→ **What is expected**:
Comb through the entries for "social" and pull out each line that holds it.

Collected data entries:
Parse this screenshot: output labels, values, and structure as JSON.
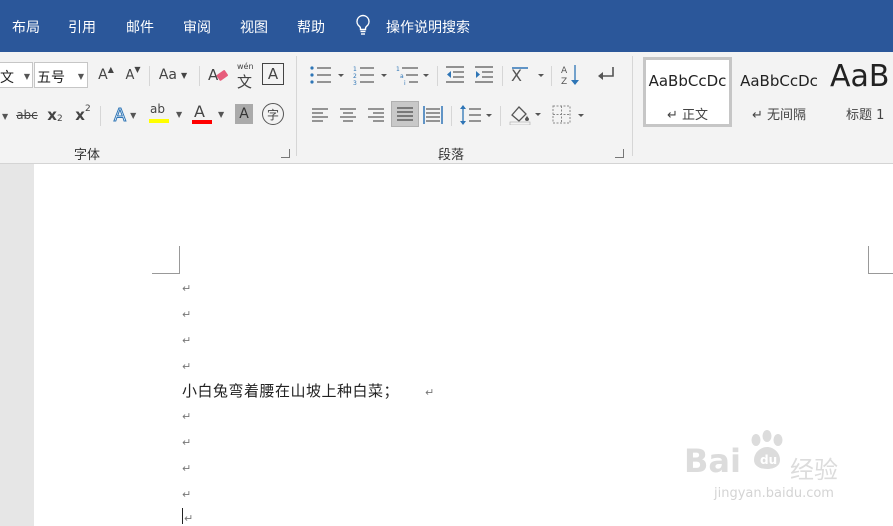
{
  "menubar": {
    "items": [
      "布局",
      "引用",
      "邮件",
      "审阅",
      "视图",
      "帮助"
    ],
    "search_label": "操作说明搜索"
  },
  "font_group": {
    "font_name_partial": "文",
    "font_size": "五号",
    "grow_label": "A",
    "shrink_label": "A",
    "change_case_label": "Aa",
    "phonetic_label": "wén",
    "char_border_label": "A",
    "strike_label": "abc",
    "subscript_label": "x",
    "subscript_sub": "2",
    "superscript_label": "x",
    "superscript_sup": "2",
    "text_effect_label": "A",
    "highlight_label": "ab",
    "font_color_label": "A",
    "char_shading_label": "A",
    "enclose_label": "字",
    "group_label": "字体",
    "colors": {
      "highlight": "#ffff00",
      "font_color": "#ff0000"
    }
  },
  "paragraph_group": {
    "group_label": "段落"
  },
  "styles": {
    "items": [
      {
        "sample": "AaBbCcDc",
        "name": "正文"
      },
      {
        "sample": "AaBbCcDc",
        "name": "无间隔"
      },
      {
        "sample": "AaB",
        "name": "标题 1"
      }
    ]
  },
  "document": {
    "paragraph_mark": "↵",
    "line_text": "小白兔弯着腰在山坡上种白菜；"
  },
  "watermark": {
    "brand": "Bai",
    "brand_suffix": "经验",
    "url": "jingyan.baidu.com"
  },
  "colors": {
    "menubar": "#2b579a",
    "ribbon": "#f3f3f3"
  }
}
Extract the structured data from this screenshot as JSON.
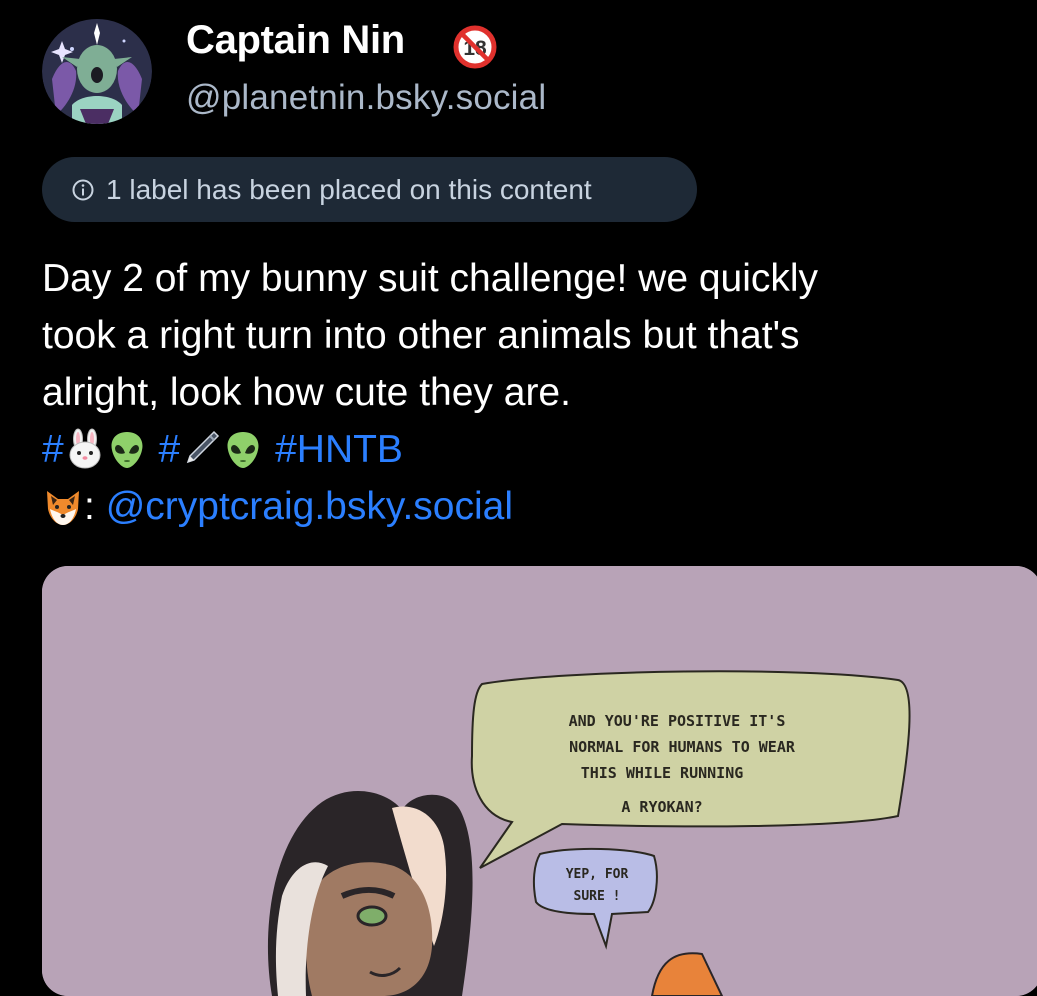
{
  "author": {
    "display_name": "Captain Nin",
    "handle": "@planetnin.bsky.social",
    "badge": "18"
  },
  "moderation": {
    "label_notice": "1 label has been placed on this content"
  },
  "post": {
    "line1": "Day 2 of my bunny suit challenge! we quickly",
    "line2": "took a right turn into other animals but that's",
    "line3": "alright, look how cute they are.",
    "hashtag_prefix_1": "#",
    "hashtag_prefix_2": "#",
    "hashtag_hntb": "#HNTB",
    "credit_separator": ":",
    "mention": "@cryptcraig.bsky.social"
  },
  "image": {
    "speech_bubble_1": [
      "AND YOU'RE POSITIVE IT'S",
      "NORMAL FOR HUMANS TO WEAR",
      "THIS WHILE RUNNING",
      "A RYOKAN?"
    ],
    "speech_bubble_2": [
      "YEP, FOR",
      "SURE !"
    ]
  },
  "icons": [
    "avatar",
    "adult-content-18-icon",
    "info-icon",
    "rabbit-face-emoji",
    "alien-emoji",
    "pen-emoji",
    "fox-face-emoji"
  ],
  "colors": {
    "background": "#000000",
    "link": "#2b7fff",
    "handle": "#abb8c9",
    "label_pill_bg": "#1e2936",
    "image_bg": "#b8a3b7"
  }
}
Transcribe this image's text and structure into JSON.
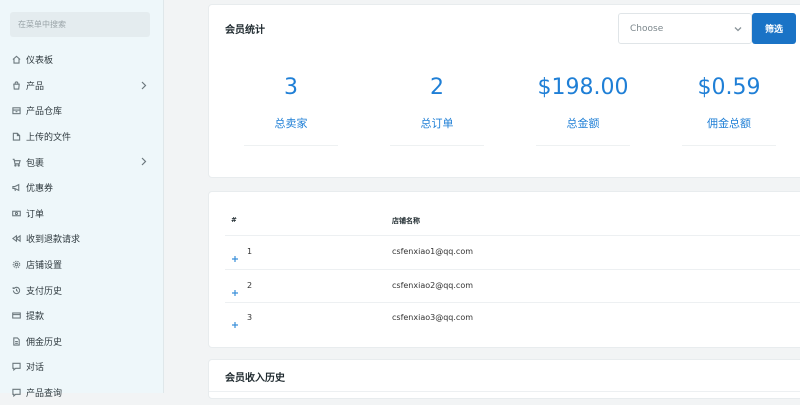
{
  "sidebar": {
    "search_placeholder": "在菜单中搜索",
    "items": [
      {
        "label": "仪表板",
        "icon": "home-icon",
        "has_submenu": false
      },
      {
        "label": "产品",
        "icon": "shopping-bag-icon",
        "has_submenu": true
      },
      {
        "label": "产品仓库",
        "icon": "archive-icon",
        "has_submenu": false
      },
      {
        "label": "上传的文件",
        "icon": "folder-icon",
        "has_submenu": false
      },
      {
        "label": "包裹",
        "icon": "cart-icon",
        "has_submenu": true
      },
      {
        "label": "优惠券",
        "icon": "megaphone-icon",
        "has_submenu": false
      },
      {
        "label": "订单",
        "icon": "money-icon",
        "has_submenu": false
      },
      {
        "label": "收到退款请求",
        "icon": "backward-icon",
        "has_submenu": false
      },
      {
        "label": "店铺设置",
        "icon": "cog-icon",
        "has_submenu": false
      },
      {
        "label": "支付历史",
        "icon": "history-icon",
        "has_submenu": false
      },
      {
        "label": "提款",
        "icon": "card-icon",
        "has_submenu": false
      },
      {
        "label": "佣金历史",
        "icon": "file-icon",
        "has_submenu": false
      },
      {
        "label": "对话",
        "icon": "chat-icon",
        "has_submenu": false
      },
      {
        "label": "产品查询",
        "icon": "chat-icon",
        "has_submenu": false
      }
    ]
  },
  "stats_card": {
    "title": "会员统计",
    "select_value": "Choose",
    "filter_label": "筛选",
    "stats": [
      {
        "value": "3",
        "label": "总卖家"
      },
      {
        "value": "2",
        "label": "总订单"
      },
      {
        "value": "$198.00",
        "label": "总金额"
      },
      {
        "value": "$0.59",
        "label": "佣金总额"
      }
    ]
  },
  "table_card": {
    "headers": [
      "#",
      "店铺名称"
    ],
    "rows": [
      {
        "num": "1",
        "email": "csfenxiao1@qq.com"
      },
      {
        "num": "2",
        "email": "csfenxiao2@qq.com"
      },
      {
        "num": "3",
        "email": "csfenxiao3@qq.com"
      }
    ]
  },
  "income_card": {
    "title": "会员收入历史"
  },
  "colors": {
    "accent": "#1f7fd6",
    "button": "#1a73c6",
    "sidebar_bg": "#eef7fa"
  }
}
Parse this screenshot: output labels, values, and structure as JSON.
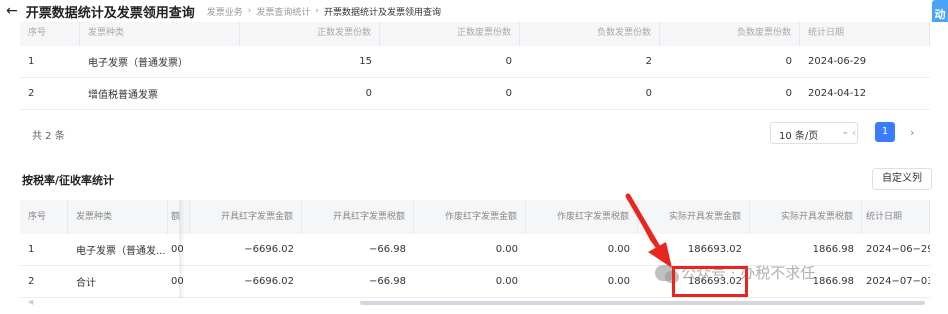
{
  "header": {
    "back_glyph": "←",
    "title": "开票数据统计及发票领用查询",
    "breadcrumb": [
      "发票业务",
      "发票查询统计",
      "开票数据统计及发票领用查询"
    ],
    "breadcrumb_sep": "›",
    "corner_text": "动"
  },
  "table1": {
    "columns": [
      "序号",
      "发票种类",
      "正数发票份数",
      "正数废票份数",
      "负数发票份数",
      "负数废票份数",
      "统计日期"
    ],
    "rows": [
      [
        "1",
        "电子发票（普通发票）",
        "15",
        "0",
        "2",
        "0",
        "2024-06-29"
      ],
      [
        "2",
        "增值税普通发票",
        "0",
        "0",
        "0",
        "0",
        "2024-04-12"
      ]
    ]
  },
  "pagination": {
    "total": "共 2 条",
    "page_size": "10 条/页",
    "size_arrow": "⌄",
    "prev": "‹",
    "current": "1",
    "next": "›"
  },
  "section2": {
    "title": "按税率/征收率统计",
    "custom_columns_button": "自定义列"
  },
  "table2": {
    "columns": [
      "序号",
      "发票种类",
      "额",
      "开具红字发票金额",
      "开具红字发票税额",
      "作废红字发票金额",
      "作废红字发票税额",
      "实际开具发票金额",
      "实际开具发票税额",
      "统计日期"
    ],
    "rows": [
      [
        "1",
        "电子发票（普通发...",
        "00",
        "−6696.02",
        "−66.98",
        "0.00",
        "0.00",
        "186693.02",
        "1866.98",
        "2024−06−29"
      ],
      [
        "2",
        "合计",
        "00",
        "−6696.02",
        "−66.98",
        "0.00",
        "0.00",
        "186693.02",
        "1866.98",
        "2024−07−03"
      ]
    ]
  },
  "watermark": "公众号 · 办税不求任",
  "colors": {
    "accent": "#3b7cff",
    "annotation_red": "#e8261f",
    "header_bg": "#f5f6f8"
  }
}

→ **Result of the exercise**:
    "handle": "@planetnin.bsky.social",
    "mention": "@cryptcraig.bsky.social"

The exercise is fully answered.